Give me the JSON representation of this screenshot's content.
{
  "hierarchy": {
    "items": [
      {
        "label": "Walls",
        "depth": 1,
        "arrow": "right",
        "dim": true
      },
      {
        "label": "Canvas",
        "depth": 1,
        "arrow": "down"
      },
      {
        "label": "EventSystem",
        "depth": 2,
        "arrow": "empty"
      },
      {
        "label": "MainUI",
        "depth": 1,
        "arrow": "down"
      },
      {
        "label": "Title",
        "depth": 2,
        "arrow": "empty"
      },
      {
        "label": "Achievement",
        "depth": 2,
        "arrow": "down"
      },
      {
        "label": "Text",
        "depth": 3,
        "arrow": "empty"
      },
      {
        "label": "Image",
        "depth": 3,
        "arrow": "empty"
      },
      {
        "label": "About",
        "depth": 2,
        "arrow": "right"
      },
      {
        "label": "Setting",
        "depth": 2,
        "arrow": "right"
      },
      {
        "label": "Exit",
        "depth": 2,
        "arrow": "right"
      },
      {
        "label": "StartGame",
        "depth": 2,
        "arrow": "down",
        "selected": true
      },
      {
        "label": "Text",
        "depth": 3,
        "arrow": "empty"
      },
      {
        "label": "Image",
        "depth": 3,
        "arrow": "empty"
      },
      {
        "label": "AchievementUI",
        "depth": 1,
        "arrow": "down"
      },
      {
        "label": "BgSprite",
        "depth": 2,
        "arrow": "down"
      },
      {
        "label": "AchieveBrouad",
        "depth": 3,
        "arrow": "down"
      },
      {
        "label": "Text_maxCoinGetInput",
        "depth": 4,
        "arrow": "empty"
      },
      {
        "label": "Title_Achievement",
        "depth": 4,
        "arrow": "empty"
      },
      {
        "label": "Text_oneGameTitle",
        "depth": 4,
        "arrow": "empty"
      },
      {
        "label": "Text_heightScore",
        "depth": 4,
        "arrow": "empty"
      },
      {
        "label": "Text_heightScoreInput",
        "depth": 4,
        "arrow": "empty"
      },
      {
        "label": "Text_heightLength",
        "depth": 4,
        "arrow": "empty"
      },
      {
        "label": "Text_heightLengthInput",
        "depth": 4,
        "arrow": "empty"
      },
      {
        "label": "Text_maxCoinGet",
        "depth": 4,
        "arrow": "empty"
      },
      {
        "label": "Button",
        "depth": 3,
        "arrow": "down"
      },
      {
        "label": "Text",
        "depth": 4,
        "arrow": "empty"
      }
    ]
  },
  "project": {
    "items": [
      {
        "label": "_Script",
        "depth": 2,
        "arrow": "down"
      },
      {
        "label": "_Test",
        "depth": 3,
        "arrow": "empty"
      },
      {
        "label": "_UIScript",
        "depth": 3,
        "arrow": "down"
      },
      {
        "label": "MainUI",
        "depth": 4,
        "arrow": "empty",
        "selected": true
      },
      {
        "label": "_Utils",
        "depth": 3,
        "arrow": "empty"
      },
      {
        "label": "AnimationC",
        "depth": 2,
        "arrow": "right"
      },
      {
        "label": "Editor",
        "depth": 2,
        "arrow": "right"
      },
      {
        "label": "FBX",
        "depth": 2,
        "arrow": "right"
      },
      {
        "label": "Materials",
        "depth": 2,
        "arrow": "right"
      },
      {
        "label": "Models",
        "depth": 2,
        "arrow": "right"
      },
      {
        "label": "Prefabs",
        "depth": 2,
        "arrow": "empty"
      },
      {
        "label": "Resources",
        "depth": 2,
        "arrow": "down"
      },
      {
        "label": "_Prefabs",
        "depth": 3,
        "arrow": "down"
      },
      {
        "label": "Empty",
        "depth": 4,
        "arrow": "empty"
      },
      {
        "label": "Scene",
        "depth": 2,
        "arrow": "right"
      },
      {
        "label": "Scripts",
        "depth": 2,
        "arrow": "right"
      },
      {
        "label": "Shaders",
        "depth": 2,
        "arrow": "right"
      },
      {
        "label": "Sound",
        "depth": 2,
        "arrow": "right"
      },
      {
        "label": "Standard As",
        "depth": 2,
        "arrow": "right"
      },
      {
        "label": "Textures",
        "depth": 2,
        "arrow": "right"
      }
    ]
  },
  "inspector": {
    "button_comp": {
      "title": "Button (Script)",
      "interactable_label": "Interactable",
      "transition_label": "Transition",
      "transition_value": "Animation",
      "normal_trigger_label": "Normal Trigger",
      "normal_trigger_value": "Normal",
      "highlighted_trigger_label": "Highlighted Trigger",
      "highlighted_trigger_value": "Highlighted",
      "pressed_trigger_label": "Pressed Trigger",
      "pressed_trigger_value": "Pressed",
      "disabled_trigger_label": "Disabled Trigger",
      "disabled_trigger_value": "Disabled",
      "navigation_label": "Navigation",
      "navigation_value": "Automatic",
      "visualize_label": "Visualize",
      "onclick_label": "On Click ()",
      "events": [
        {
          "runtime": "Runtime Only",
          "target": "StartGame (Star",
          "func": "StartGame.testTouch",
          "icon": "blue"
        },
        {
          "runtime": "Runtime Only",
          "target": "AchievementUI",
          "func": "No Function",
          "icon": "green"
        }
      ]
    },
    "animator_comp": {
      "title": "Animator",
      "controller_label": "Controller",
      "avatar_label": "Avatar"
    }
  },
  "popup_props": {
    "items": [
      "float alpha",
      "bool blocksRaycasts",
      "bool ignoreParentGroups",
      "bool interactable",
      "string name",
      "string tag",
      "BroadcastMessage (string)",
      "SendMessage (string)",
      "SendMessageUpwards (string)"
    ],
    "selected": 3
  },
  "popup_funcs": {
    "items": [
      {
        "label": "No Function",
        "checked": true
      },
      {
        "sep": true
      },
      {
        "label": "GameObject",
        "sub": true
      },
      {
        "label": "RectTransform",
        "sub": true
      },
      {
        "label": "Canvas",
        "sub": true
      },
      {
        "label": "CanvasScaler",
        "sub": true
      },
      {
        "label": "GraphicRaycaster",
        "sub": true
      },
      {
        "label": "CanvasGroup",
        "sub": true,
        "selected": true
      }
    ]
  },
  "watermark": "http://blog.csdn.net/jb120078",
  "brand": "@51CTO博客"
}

THE REQUEST
Copy out the full material exactly as it appears.

ANSWER TO THE TASK
Give me the JSON representation of this screenshot's content.
{
  "hierarchy": {
    "items": [
      {
        "label": "Walls",
        "depth": 1,
        "arrow": "right",
        "dim": true
      },
      {
        "label": "Canvas",
        "depth": 1,
        "arrow": "down"
      },
      {
        "label": "EventSystem",
        "depth": 2,
        "arrow": "empty"
      },
      {
        "label": "MainUI",
        "depth": 1,
        "arrow": "down"
      },
      {
        "label": "Title",
        "depth": 2,
        "arrow": "empty"
      },
      {
        "label": "Achievement",
        "depth": 2,
        "arrow": "down"
      },
      {
        "label": "Text",
        "depth": 3,
        "arrow": "empty"
      },
      {
        "label": "Image",
        "depth": 3,
        "arrow": "empty"
      },
      {
        "label": "About",
        "depth": 2,
        "arrow": "right"
      },
      {
        "label": "Setting",
        "depth": 2,
        "arrow": "right"
      },
      {
        "label": "Exit",
        "depth": 2,
        "arrow": "right"
      },
      {
        "label": "StartGame",
        "depth": 2,
        "arrow": "down",
        "selected": true
      },
      {
        "label": "Text",
        "depth": 3,
        "arrow": "empty"
      },
      {
        "label": "Image",
        "depth": 3,
        "arrow": "empty"
      },
      {
        "label": "AchievementUI",
        "depth": 1,
        "arrow": "down"
      },
      {
        "label": "BgSprite",
        "depth": 2,
        "arrow": "down"
      },
      {
        "label": "AchieveBrouad",
        "depth": 3,
        "arrow": "down"
      },
      {
        "label": "Text_maxCoinGetInput",
        "depth": 4,
        "arrow": "empty"
      },
      {
        "label": "Title_Achievement",
        "depth": 4,
        "arrow": "empty"
      },
      {
        "label": "Text_oneGameTitle",
        "depth": 4,
        "arrow": "empty"
      },
      {
        "label": "Text_heightScore",
        "depth": 4,
        "arrow": "empty"
      },
      {
        "label": "Text_heightScoreInput",
        "depth": 4,
        "arrow": "empty"
      },
      {
        "label": "Text_heightLength",
        "depth": 4,
        "arrow": "empty"
      },
      {
        "label": "Text_heightLengthInput",
        "depth": 4,
        "arrow": "empty"
      },
      {
        "label": "Text_maxCoinGet",
        "depth": 4,
        "arrow": "empty"
      },
      {
        "label": "Button",
        "depth": 3,
        "arrow": "down"
      },
      {
        "label": "Text",
        "depth": 4,
        "arrow": "empty"
      }
    ]
  },
  "project": {
    "items": [
      {
        "label": "_Script",
        "depth": 2,
        "arrow": "down"
      },
      {
        "label": "_Test",
        "depth": 3,
        "arrow": "empty"
      },
      {
        "label": "_UIScript",
        "depth": 3,
        "arrow": "down"
      },
      {
        "label": "MainUI",
        "depth": 4,
        "arrow": "empty",
        "selected": true
      },
      {
        "label": "_Utils",
        "depth": 3,
        "arrow": "empty"
      },
      {
        "label": "AnimationC",
        "depth": 2,
        "arrow": "right"
      },
      {
        "label": "Editor",
        "depth": 2,
        "arrow": "right"
      },
      {
        "label": "FBX",
        "depth": 2,
        "arrow": "right"
      },
      {
        "label": "Materials",
        "depth": 2,
        "arrow": "right"
      },
      {
        "label": "Models",
        "depth": 2,
        "arrow": "right"
      },
      {
        "label": "Prefabs",
        "depth": 2,
        "arrow": "empty"
      },
      {
        "label": "Resources",
        "depth": 2,
        "arrow": "down"
      },
      {
        "label": "_Prefabs",
        "depth": 3,
        "arrow": "down"
      },
      {
        "label": "Empty",
        "depth": 4,
        "arrow": "empty"
      },
      {
        "label": "Scene",
        "depth": 2,
        "arrow": "right"
      },
      {
        "label": "Scripts",
        "depth": 2,
        "arrow": "right"
      },
      {
        "label": "Shaders",
        "depth": 2,
        "arrow": "right"
      },
      {
        "label": "Sound",
        "depth": 2,
        "arrow": "right"
      },
      {
        "label": "Standard As",
        "depth": 2,
        "arrow": "right"
      },
      {
        "label": "Textures",
        "depth": 2,
        "arrow": "right"
      }
    ]
  },
  "inspector": {
    "button_comp": {
      "title": "Button (Script)",
      "interactable_label": "Interactable",
      "transition_label": "Transition",
      "transition_value": "Animation",
      "normal_trigger_label": "Normal Trigger",
      "normal_trigger_value": "Normal",
      "highlighted_trigger_label": "Highlighted Trigger",
      "highlighted_trigger_value": "Highlighted",
      "pressed_trigger_label": "Pressed Trigger",
      "pressed_trigger_value": "Pressed",
      "disabled_trigger_label": "Disabled Trigger",
      "disabled_trigger_value": "Disabled",
      "navigation_label": "Navigation",
      "navigation_value": "Automatic",
      "visualize_label": "Visualize",
      "onclick_label": "On Click ()",
      "events": [
        {
          "runtime": "Runtime Only",
          "target": "StartGame (Star",
          "func": "StartGame.testTouch",
          "icon": "blue"
        },
        {
          "runtime": "Runtime Only",
          "target": "AchievementUI",
          "func": "No Function",
          "icon": "green"
        }
      ]
    },
    "animator_comp": {
      "title": "Animator",
      "controller_label": "Controller",
      "avatar_label": "Avatar"
    }
  },
  "popup_props": {
    "items": [
      "float alpha",
      "bool blocksRaycasts",
      "bool ignoreParentGroups",
      "bool interactable",
      "string name",
      "string tag",
      "BroadcastMessage (string)",
      "SendMessage (string)",
      "SendMessageUpwards (string)"
    ],
    "selected": 3
  },
  "popup_funcs": {
    "items": [
      {
        "label": "No Function",
        "checked": true
      },
      {
        "sep": true
      },
      {
        "label": "GameObject",
        "sub": true
      },
      {
        "label": "RectTransform",
        "sub": true
      },
      {
        "label": "Canvas",
        "sub": true
      },
      {
        "label": "CanvasScaler",
        "sub": true
      },
      {
        "label": "GraphicRaycaster",
        "sub": true
      },
      {
        "label": "CanvasGroup",
        "sub": true,
        "selected": true
      }
    ]
  },
  "watermark": "http://blog.csdn.net/jb120078",
  "brand": "@51CTO博客"
}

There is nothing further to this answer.